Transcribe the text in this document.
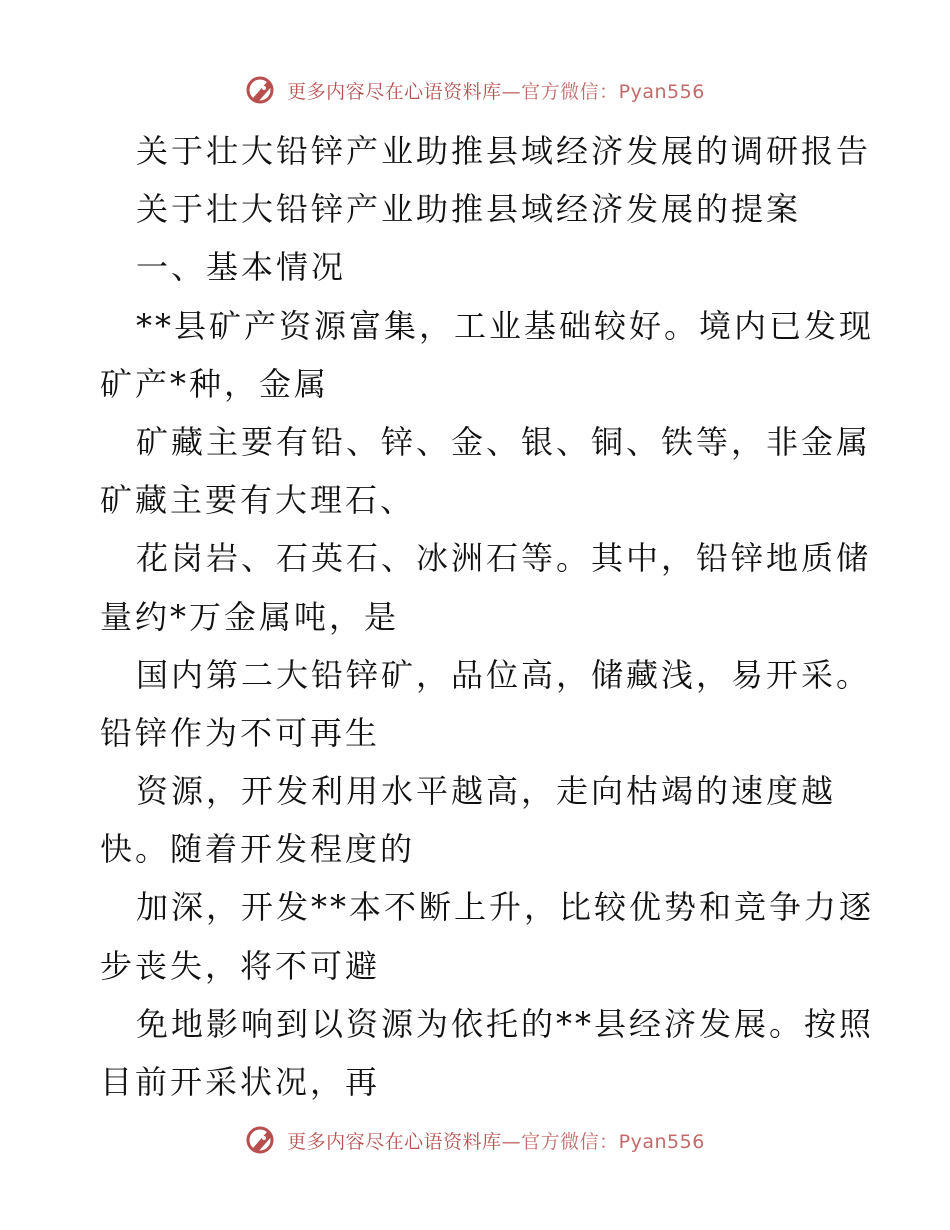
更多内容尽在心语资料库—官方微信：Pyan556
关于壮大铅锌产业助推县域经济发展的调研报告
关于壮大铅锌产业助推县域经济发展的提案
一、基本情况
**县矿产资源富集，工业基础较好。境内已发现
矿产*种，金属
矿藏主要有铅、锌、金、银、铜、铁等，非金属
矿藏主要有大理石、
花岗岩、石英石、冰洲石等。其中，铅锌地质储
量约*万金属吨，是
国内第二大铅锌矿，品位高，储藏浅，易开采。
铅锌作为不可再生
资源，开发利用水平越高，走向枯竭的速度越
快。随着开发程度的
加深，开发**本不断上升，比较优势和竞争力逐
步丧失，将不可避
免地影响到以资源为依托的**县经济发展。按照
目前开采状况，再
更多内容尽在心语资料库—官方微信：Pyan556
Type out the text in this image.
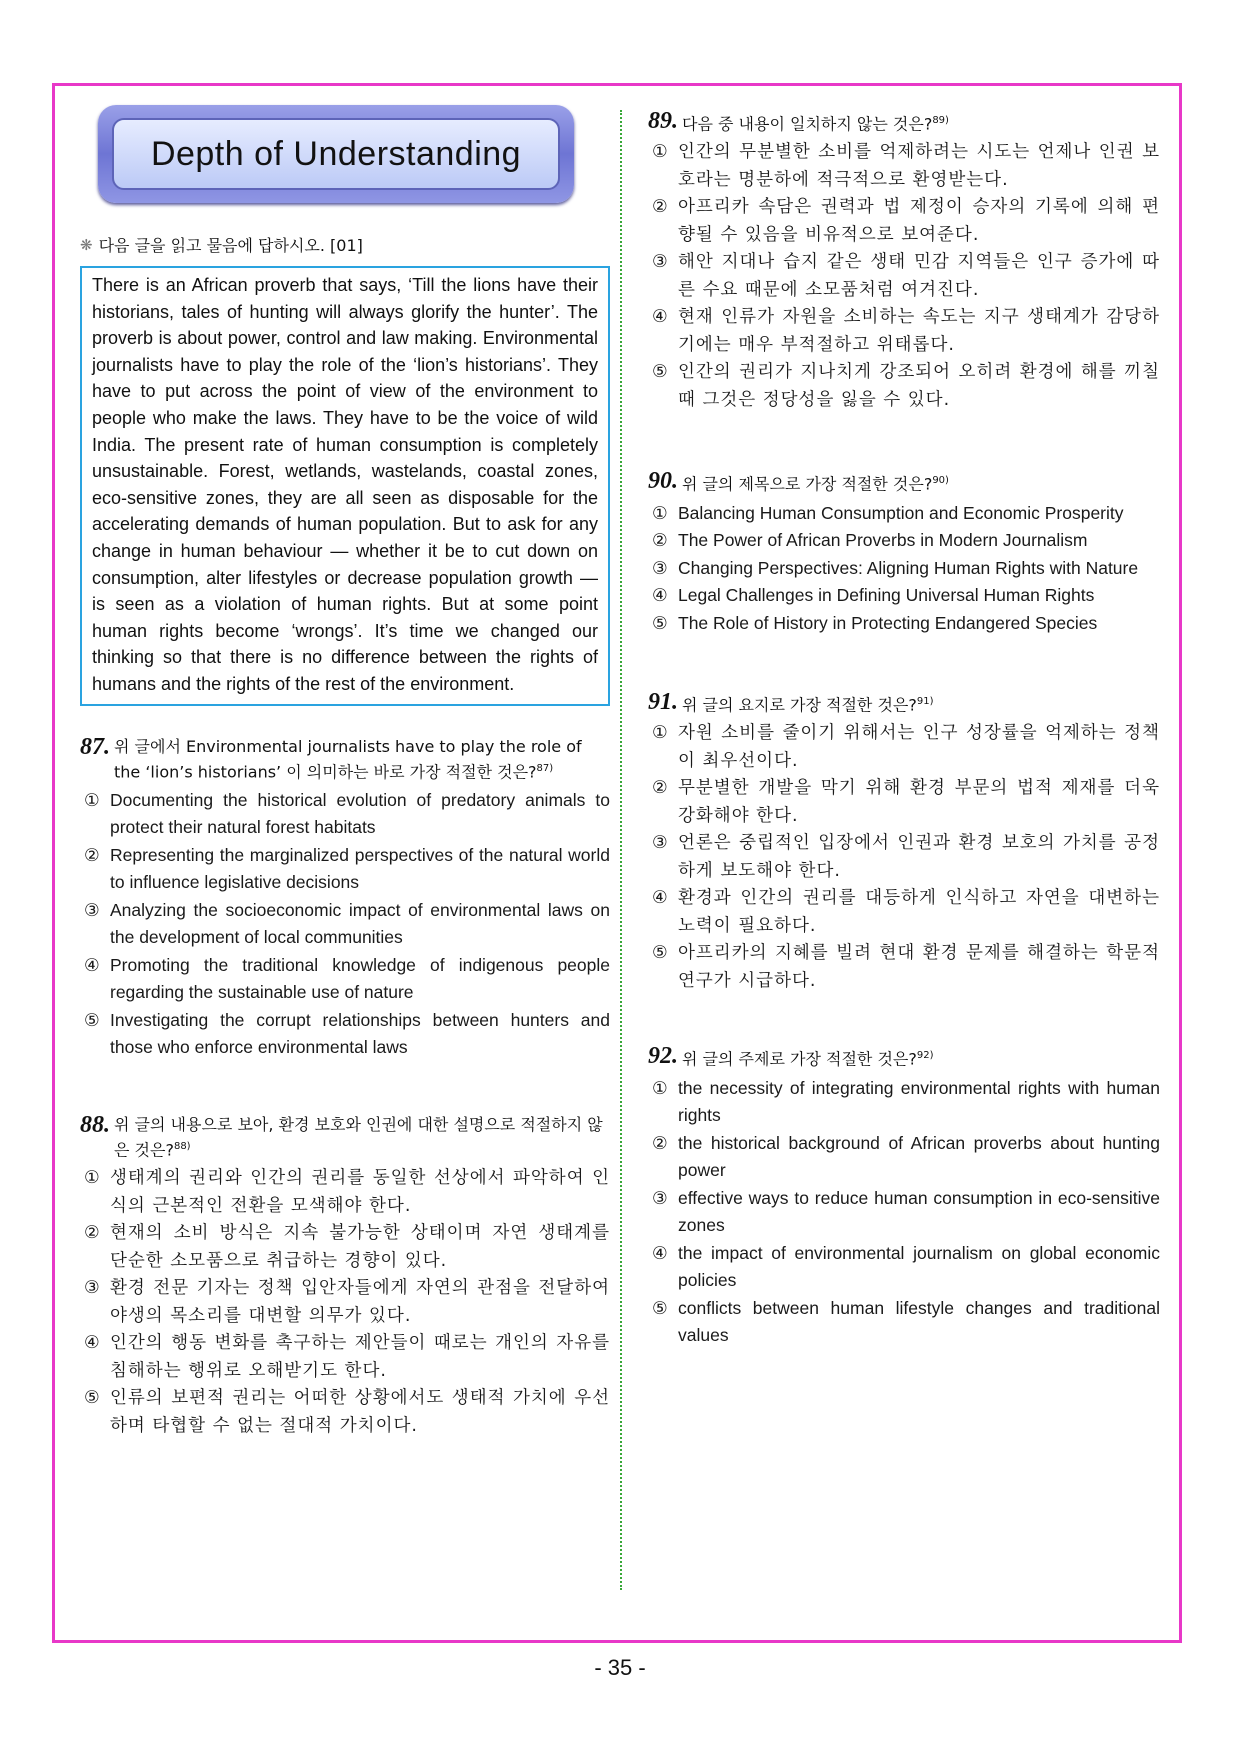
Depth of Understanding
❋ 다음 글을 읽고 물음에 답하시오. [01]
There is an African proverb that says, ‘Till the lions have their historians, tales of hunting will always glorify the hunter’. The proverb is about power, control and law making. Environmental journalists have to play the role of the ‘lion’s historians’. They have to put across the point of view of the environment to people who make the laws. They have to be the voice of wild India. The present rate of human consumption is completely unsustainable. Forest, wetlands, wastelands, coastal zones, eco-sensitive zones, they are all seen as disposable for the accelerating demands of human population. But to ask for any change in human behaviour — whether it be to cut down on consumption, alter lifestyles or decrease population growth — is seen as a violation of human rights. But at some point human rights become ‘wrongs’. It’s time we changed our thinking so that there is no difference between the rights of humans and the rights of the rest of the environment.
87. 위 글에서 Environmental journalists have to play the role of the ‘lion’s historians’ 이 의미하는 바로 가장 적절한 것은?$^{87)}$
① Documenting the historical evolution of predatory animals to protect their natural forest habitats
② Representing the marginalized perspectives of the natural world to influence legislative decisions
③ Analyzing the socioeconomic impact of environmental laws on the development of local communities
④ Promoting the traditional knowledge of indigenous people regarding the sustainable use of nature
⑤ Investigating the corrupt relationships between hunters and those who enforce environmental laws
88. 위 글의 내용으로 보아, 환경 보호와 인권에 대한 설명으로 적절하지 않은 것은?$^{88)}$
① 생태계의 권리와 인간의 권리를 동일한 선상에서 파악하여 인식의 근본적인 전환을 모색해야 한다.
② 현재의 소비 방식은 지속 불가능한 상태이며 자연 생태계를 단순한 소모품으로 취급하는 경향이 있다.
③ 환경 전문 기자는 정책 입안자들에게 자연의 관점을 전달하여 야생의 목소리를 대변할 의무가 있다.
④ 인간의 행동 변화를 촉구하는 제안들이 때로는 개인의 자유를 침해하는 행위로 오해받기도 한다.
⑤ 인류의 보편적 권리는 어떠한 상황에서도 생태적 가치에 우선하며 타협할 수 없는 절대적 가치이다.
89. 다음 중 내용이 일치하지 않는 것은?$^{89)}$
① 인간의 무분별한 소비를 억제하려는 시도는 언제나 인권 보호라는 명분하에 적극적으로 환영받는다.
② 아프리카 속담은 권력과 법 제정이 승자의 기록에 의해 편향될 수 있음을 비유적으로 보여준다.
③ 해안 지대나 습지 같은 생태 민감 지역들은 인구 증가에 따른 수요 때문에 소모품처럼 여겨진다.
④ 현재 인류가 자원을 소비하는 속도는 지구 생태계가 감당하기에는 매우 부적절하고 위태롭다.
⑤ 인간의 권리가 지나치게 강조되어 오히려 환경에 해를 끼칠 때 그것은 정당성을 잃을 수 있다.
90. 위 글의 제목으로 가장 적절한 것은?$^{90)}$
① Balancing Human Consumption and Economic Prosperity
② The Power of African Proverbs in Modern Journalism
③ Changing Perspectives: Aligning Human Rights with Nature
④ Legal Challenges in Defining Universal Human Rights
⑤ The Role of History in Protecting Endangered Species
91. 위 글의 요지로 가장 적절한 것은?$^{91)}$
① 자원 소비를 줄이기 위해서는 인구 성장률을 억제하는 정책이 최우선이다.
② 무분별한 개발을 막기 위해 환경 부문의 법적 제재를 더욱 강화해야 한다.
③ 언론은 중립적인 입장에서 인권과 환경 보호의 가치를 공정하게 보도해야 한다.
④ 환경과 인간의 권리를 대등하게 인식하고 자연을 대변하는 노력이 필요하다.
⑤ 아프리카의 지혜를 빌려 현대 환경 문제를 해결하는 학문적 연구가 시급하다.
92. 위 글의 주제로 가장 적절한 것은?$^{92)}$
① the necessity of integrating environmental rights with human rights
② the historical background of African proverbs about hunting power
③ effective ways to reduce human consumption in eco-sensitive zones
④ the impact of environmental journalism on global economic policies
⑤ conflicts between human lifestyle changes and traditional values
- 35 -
____
**Exercise details**
Output every entry exactly as given; pictures are not part of the copy.

**Answer for the task**
Transcribe the text in this document.
更多内容尽在心语资料库—官方微信：Pyan556
关于壮大铅锌产业助推县域经济发展的调研报告
关于壮大铅锌产业助推县域经济发展的提案
一、基本情况
**县矿产资源富集，工业基础较好。境内已发现
矿产*种，金属
矿藏主要有铅、锌、金、银、铜、铁等，非金属
矿藏主要有大理石、
花岗岩、石英石、冰洲石等。其中，铅锌地质储
量约*万金属吨，是
国内第二大铅锌矿，品位高，储藏浅，易开采。
铅锌作为不可再生
资源，开发利用水平越高，走向枯竭的速度越
快。随着开发程度的
加深，开发**本不断上升，比较优势和竞争力逐
步丧失，将不可避
免地影响到以资源为依托的**县经济发展。按照
目前开采状况，再
更多内容尽在心语资料库—官方微信：Pyan556
Type out the text in this image.
Depth of Understanding
❋ 다음 글을 읽고 물음에 답하시오. [01]
There is an African proverb that says, ‘Till the lions have their historians, tales of hunting will always glorify the hunter’. The proverb is about power, control and law making. Environmental journalists have to play the role of the ‘lion’s historians’. They have to put across the point of view of the environment to people who make the laws. They have to be the voice of wild India. The present rate of human consumption is completely unsustainable. Forest, wetlands, wastelands, coastal zones, eco-sensitive zones, they are all seen as disposable for the accelerating demands of human population. But to ask for any change in human behaviour — whether it be to cut down on consumption, alter lifestyles or decrease population growth — is seen as a violation of human rights. But at some point human rights become ‘wrongs’. It’s time we changed our thinking so that there is no difference between the rights of humans and the rights of the rest of the environment.
87. 위 글에서 Environmental journalists have to play the role of the ‘lion’s historians’ 이 의미하는 바로 가장 적절한 것은?$^{87)}$
① Documenting the historical evolution of predatory animals to protect their natural forest habitats
② Representing the marginalized perspectives of the natural world to influence legislative decisions
③ Analyzing the socioeconomic impact of environmental laws on the development of local communities
④ Promoting the traditional knowledge of indigenous people regarding the sustainable use of nature
⑤ Investigating the corrupt relationships between hunters and those who enforce environmental laws
88. 위 글의 내용으로 보아, 환경 보호와 인권에 대한 설명으로 적절하지 않은 것은?$^{88)}$
① 생태계의 권리와 인간의 권리를 동일한 선상에서 파악하여 인식의 근본적인 전환을 모색해야 한다.
② 현재의 소비 방식은 지속 불가능한 상태이며 자연 생태계를 단순한 소모품으로 취급하는 경향이 있다.
③ 환경 전문 기자는 정책 입안자들에게 자연의 관점을 전달하여 야생의 목소리를 대변할 의무가 있다.
④ 인간의 행동 변화를 촉구하는 제안들이 때로는 개인의 자유를 침해하는 행위로 오해받기도 한다.
⑤ 인류의 보편적 권리는 어떠한 상황에서도 생태적 가치에 우선하며 타협할 수 없는 절대적 가치이다.
89. 다음 중 내용이 일치하지 않는 것은?$^{89)}$
① 인간의 무분별한 소비를 억제하려는 시도는 언제나 인권 보호라는 명분하에 적극적으로 환영받는다.
② 아프리카 속담은 권력과 법 제정이 승자의 기록에 의해 편향될 수 있음을 비유적으로 보여준다.
③ 해안 지대나 습지 같은 생태 민감 지역들은 인구 증가에 따른 수요 때문에 소모품처럼 여겨진다.
④ 현재 인류가 자원을 소비하는 속도는 지구 생태계가 감당하기에는 매우 부적절하고 위태롭다.
⑤ 인간의 권리가 지나치게 강조되어 오히려 환경에 해를 끼칠 때 그것은 정당성을 잃을 수 있다.
90. 위 글의 제목으로 가장 적절한 것은?$^{90)}$
① Balancing Human Consumption and Economic Prosperity
② The Power of African Proverbs in Modern Journalism
③ Changing Perspectives: Aligning Human Rights with Nature
④ Legal Challenges in Defining Universal Human Rights
⑤ The Role of History in Protecting Endangered Species
91. 위 글의 요지로 가장 적절한 것은?$^{91)}$
① 자원 소비를 줄이기 위해서는 인구 성장률을 억제하는 정책이 최우선이다.
② 무분별한 개발을 막기 위해 환경 부문의 법적 제재를 더욱 강화해야 한다.
③ 언론은 중립적인 입장에서 인권과 환경 보호의 가치를 공정하게 보도해야 한다.
④ 환경과 인간의 권리를 대등하게 인식하고 자연을 대변하는 노력이 필요하다.
⑤ 아프리카의 지혜를 빌려 현대 환경 문제를 해결하는 학문적 연구가 시급하다.
92. 위 글의 주제로 가장 적절한 것은?$^{92)}$
① the necessity of integrating environmental rights with human rights
② the historical background of African proverbs about hunting power
③ effective ways to reduce human consumption in eco-sensitive zones
④ the impact of environmental journalism on global economic policies
⑤ conflicts between human lifestyle changes and traditional values
- 35 -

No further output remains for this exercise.